• PROBLEM DETAILS:
Retype each entry below, keeping every character the same.
=== TASK INPUTS ===
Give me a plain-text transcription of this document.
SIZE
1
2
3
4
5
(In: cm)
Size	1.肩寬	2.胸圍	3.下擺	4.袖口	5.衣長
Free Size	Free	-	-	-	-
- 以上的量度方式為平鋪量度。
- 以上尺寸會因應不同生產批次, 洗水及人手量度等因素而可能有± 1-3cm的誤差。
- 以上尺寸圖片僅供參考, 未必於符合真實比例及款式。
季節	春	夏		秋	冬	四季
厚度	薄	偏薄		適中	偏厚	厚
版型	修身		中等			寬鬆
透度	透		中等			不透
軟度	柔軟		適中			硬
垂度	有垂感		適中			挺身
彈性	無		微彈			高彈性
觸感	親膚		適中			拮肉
===
• TASK RESULT:
Give me a plain-text transcription of this document.
SIZE
1
2
3
4
5
(In: cm)
Size	1.肩寬	2.胸圍	3.下擺	4.袖口	5.衣長
Free Size	Free	-	-	-	-
- 以上的量度方式為平鋪量度。
- 以上尺寸會因應不同生產批次, 洗水及人手量度等因素而可能有± 1-3cm的誤差。
- 以上尺寸圖片僅供參考, 未必於符合真實比例及款式。
季節	春	夏		秋	冬	四季
厚度	薄	偏薄		適中	偏厚	厚
版型	修身		中等			寬鬆
透度	透		中等			不透
軟度	柔軟		適中			硬
垂度	有垂感		適中			挺身
彈性	無		微彈			高彈性
觸感	親膚		適中			拮肉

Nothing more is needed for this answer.